Description of the task
In this exercise, return the whole listing exactly, excluding any images.

Provided data
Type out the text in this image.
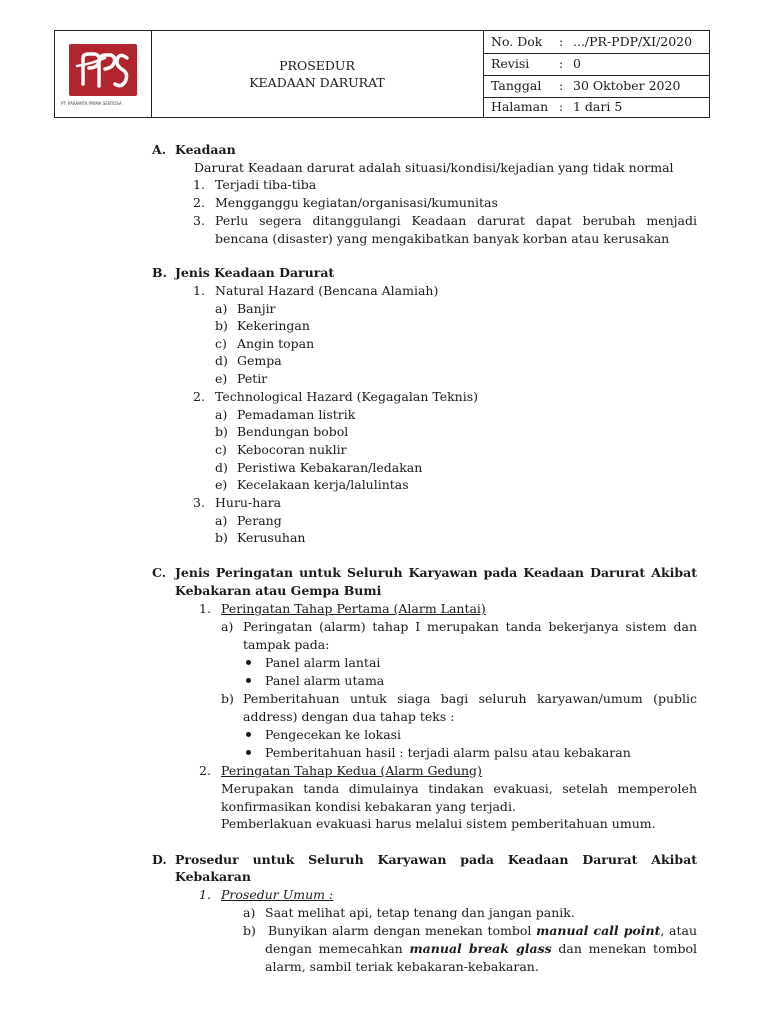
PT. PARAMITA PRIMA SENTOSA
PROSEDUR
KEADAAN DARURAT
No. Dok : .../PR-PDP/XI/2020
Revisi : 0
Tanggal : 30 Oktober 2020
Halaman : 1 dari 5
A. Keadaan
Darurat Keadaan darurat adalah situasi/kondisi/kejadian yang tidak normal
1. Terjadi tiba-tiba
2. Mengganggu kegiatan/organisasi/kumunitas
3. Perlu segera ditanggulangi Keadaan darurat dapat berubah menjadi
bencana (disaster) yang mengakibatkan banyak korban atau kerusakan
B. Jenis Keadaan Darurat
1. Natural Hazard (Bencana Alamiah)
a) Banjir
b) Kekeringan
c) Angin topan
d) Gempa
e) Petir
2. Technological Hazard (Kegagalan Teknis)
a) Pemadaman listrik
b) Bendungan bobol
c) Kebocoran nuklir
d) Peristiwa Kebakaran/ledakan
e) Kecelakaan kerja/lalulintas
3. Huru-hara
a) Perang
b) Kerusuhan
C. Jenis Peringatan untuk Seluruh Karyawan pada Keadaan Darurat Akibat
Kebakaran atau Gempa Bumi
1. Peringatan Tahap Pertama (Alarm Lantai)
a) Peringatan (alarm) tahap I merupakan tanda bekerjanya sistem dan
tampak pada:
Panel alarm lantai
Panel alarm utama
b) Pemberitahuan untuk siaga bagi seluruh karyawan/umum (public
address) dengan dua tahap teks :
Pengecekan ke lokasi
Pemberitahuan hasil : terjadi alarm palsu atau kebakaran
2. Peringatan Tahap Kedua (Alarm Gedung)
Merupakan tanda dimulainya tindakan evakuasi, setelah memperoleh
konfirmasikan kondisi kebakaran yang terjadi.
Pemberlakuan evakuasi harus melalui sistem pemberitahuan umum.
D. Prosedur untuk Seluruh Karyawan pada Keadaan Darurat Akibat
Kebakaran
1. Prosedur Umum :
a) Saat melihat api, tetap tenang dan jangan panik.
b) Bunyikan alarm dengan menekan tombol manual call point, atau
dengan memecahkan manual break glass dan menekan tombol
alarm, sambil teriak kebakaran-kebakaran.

Answer to this exercise
Type out the text in this image.
PT. PARAMITA PRIMA SENTOSA
PROSEDUR
KEADAAN DARURAT
No. Dok : .../PR-PDP/XI/2020
Revisi : 0
Tanggal : 30 Oktober 2020
Halaman : 1 dari 5
A. Keadaan
Darurat Keadaan darurat adalah situasi/kondisi/kejadian yang tidak normal
1. Terjadi tiba-tiba
2. Mengganggu kegiatan/organisasi/kumunitas
3. Perlu segera ditanggulangi Keadaan darurat dapat berubah menjadi
bencana (disaster) yang mengakibatkan banyak korban atau kerusakan
B. Jenis Keadaan Darurat
1. Natural Hazard (Bencana Alamiah)
a) Banjir
b) Kekeringan
c) Angin topan
d) Gempa
e) Petir
2. Technological Hazard (Kegagalan Teknis)
a) Pemadaman listrik
b) Bendungan bobol
c) Kebocoran nuklir
d) Peristiwa Kebakaran/ledakan
e) Kecelakaan kerja/lalulintas
3. Huru-hara
a) Perang
b) Kerusuhan
C. Jenis Peringatan untuk Seluruh Karyawan pada Keadaan Darurat Akibat
Kebakaran atau Gempa Bumi
1. Peringatan Tahap Pertama (Alarm Lantai)
a) Peringatan (alarm) tahap I merupakan tanda bekerjanya sistem dan
tampak pada:
Panel alarm lantai
Panel alarm utama
b) Pemberitahuan untuk siaga bagi seluruh karyawan/umum (public
address) dengan dua tahap teks :
Pengecekan ke lokasi
Pemberitahuan hasil : terjadi alarm palsu atau kebakaran
2. Peringatan Tahap Kedua (Alarm Gedung)
Merupakan tanda dimulainya tindakan evakuasi, setelah memperoleh
konfirmasikan kondisi kebakaran yang terjadi.
Pemberlakuan evakuasi harus melalui sistem pemberitahuan umum.
D. Prosedur untuk Seluruh Karyawan pada Keadaan Darurat Akibat
Kebakaran
1. Prosedur Umum :
a) Saat melihat api, tetap tenang dan jangan panik.
b) Bunyikan alarm dengan menekan tombol manual call point, atau
dengan memecahkan manual break glass dan menekan tombol
alarm, sambil teriak kebakaran-kebakaran.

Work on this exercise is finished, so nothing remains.